The exercise: Report, as a bare number, how many lines of the material below contain the word "JSON".

Data for processing:
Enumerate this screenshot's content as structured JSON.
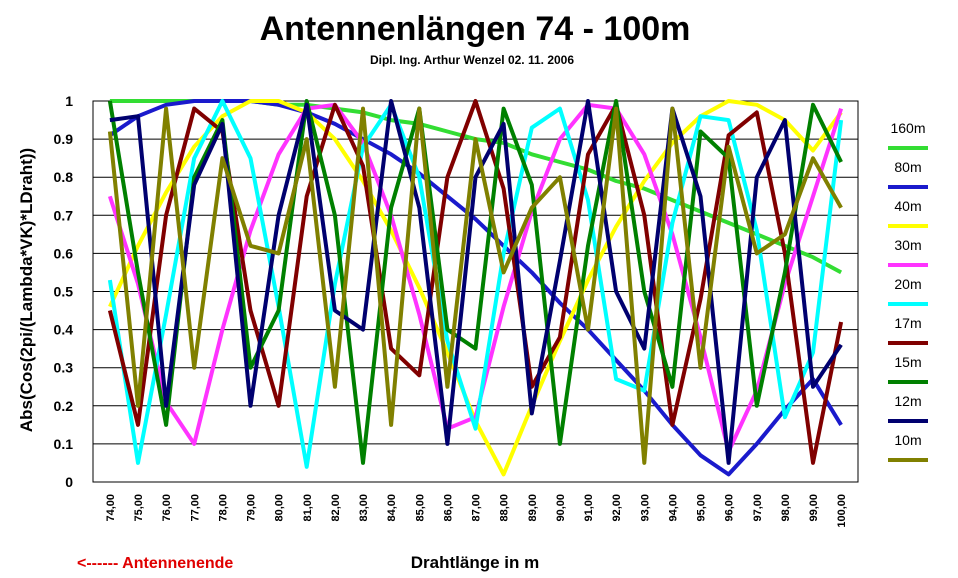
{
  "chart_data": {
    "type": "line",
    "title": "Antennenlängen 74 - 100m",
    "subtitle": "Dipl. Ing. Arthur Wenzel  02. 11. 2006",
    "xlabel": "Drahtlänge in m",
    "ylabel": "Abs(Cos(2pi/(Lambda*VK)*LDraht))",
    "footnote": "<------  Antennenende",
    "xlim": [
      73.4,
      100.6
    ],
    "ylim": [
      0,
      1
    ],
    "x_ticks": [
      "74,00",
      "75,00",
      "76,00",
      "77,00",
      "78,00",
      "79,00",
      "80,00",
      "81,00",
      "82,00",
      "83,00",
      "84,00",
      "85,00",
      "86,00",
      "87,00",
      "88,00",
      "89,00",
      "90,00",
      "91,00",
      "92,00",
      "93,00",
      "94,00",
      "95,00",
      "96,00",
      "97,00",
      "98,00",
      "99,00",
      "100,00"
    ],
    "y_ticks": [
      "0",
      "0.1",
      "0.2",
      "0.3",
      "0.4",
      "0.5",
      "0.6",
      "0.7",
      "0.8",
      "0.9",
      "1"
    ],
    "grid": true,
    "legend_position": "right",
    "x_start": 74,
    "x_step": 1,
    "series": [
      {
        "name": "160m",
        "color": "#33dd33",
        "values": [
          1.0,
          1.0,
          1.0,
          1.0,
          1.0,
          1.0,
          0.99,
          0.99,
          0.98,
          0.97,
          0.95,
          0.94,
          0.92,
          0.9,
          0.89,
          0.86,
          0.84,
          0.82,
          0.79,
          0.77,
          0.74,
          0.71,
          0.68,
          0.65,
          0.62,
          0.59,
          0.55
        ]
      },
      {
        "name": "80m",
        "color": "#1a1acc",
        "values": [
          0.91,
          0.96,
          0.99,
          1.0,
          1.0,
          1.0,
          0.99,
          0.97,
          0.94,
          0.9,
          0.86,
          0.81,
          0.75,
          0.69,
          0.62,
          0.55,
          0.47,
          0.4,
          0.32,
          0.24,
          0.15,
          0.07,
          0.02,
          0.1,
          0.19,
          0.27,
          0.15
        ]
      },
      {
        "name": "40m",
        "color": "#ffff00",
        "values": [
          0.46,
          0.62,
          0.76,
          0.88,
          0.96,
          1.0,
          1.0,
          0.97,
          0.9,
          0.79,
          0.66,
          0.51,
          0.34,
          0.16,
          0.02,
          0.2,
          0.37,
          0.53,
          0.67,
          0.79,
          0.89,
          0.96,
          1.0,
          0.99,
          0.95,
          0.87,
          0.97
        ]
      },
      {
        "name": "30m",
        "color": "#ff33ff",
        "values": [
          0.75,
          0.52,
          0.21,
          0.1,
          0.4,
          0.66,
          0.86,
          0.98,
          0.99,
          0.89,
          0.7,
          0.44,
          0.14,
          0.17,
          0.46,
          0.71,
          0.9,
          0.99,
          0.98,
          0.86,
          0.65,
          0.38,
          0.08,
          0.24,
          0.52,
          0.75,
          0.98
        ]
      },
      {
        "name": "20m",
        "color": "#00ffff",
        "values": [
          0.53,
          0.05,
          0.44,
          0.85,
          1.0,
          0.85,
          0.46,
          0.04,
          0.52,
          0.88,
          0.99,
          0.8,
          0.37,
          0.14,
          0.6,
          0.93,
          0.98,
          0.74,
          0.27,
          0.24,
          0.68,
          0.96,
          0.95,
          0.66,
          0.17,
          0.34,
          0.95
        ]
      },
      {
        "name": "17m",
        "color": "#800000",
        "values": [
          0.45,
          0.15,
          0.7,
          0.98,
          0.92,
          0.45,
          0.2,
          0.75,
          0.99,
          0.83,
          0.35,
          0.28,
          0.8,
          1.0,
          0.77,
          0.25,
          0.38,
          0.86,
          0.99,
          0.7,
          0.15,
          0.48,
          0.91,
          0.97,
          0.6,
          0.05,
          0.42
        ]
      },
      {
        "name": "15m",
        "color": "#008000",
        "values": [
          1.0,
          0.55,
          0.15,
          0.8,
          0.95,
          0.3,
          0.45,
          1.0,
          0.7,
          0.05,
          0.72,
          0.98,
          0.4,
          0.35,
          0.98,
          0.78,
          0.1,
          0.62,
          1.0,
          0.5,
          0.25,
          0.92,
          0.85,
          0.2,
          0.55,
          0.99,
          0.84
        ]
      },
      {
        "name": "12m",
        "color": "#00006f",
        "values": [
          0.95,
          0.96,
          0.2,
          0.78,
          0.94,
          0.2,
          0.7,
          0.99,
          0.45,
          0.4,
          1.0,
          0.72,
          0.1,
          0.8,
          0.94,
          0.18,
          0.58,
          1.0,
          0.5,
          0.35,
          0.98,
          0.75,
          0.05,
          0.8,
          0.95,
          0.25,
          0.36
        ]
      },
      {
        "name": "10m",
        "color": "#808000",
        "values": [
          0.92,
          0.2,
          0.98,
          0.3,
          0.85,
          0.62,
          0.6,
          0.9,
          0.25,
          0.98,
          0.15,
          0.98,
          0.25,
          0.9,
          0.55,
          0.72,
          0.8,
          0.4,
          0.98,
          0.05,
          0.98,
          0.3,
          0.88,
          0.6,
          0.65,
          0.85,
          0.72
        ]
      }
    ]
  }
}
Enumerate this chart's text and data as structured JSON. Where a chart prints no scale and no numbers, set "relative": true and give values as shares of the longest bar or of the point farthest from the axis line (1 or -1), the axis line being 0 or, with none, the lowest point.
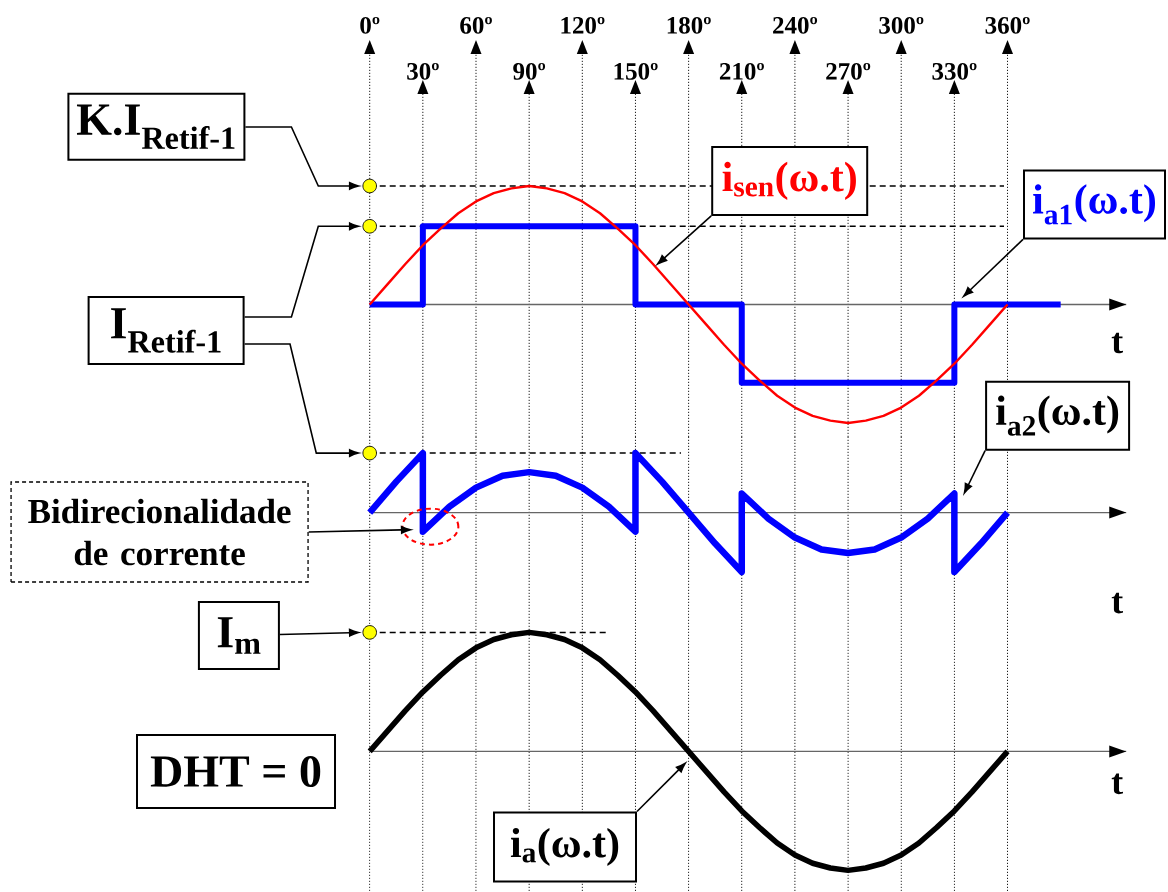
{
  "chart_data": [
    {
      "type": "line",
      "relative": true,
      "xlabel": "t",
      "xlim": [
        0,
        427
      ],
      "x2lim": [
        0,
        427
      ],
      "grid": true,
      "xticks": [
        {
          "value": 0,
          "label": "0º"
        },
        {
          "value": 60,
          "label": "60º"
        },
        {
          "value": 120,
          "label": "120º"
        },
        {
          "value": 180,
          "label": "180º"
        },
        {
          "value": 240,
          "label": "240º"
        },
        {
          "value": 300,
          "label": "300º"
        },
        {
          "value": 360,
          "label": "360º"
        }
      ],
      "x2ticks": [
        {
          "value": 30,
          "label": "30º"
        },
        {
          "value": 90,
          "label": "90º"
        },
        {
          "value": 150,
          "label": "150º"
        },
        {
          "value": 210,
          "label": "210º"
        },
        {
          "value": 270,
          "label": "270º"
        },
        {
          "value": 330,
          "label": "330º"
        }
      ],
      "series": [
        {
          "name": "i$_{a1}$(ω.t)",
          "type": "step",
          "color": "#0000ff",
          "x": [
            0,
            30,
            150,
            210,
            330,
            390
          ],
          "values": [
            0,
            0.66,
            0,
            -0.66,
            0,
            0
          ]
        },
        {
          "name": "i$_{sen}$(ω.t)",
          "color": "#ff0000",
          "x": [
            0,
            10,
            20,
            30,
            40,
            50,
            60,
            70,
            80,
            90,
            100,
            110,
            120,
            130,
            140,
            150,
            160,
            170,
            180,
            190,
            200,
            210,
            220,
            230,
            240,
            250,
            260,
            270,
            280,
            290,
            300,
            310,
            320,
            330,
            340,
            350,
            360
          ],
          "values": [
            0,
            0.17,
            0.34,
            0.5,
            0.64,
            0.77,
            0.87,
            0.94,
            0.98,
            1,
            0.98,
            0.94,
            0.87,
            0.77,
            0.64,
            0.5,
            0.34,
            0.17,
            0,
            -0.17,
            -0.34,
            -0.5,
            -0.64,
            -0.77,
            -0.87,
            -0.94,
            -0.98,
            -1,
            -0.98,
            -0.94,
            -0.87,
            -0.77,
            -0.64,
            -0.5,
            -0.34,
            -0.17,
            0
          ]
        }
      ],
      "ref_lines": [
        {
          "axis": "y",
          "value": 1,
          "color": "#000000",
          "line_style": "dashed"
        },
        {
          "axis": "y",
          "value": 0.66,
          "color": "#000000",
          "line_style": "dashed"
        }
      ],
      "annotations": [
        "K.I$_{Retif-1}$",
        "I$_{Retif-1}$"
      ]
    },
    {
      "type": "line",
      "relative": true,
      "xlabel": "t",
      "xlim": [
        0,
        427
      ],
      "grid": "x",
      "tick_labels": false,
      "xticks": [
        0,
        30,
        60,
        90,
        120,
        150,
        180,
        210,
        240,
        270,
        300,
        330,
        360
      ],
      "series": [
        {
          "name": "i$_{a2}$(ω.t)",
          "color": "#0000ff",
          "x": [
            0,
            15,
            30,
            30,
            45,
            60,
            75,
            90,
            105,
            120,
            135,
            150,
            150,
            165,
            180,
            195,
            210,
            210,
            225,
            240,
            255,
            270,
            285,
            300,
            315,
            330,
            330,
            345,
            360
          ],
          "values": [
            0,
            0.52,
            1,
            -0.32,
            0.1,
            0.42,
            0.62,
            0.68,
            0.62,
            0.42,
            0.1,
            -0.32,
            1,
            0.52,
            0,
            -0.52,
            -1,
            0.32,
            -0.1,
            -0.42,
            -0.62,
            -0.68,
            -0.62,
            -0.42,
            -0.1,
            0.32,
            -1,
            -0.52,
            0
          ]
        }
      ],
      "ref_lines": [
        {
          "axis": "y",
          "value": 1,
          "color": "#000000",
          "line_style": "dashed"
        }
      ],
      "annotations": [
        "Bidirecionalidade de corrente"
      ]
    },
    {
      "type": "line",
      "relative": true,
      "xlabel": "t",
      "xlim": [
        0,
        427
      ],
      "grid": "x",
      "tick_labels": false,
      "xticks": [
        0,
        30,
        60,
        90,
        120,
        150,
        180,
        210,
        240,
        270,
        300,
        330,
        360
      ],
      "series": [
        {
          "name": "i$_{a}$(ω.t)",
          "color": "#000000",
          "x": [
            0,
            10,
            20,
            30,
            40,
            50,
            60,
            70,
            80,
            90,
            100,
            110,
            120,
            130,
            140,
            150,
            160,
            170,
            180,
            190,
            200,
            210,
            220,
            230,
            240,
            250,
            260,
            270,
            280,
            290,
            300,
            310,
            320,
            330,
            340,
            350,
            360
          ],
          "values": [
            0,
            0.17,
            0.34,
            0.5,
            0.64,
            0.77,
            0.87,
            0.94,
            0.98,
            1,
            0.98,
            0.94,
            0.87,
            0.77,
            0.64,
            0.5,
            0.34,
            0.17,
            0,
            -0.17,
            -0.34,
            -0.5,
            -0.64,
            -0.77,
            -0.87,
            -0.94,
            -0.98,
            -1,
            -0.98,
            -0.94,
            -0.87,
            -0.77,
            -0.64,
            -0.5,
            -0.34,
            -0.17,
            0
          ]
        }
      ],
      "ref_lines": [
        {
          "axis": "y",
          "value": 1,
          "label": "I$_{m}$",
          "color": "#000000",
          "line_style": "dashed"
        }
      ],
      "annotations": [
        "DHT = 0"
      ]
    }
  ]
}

Exercise response: 2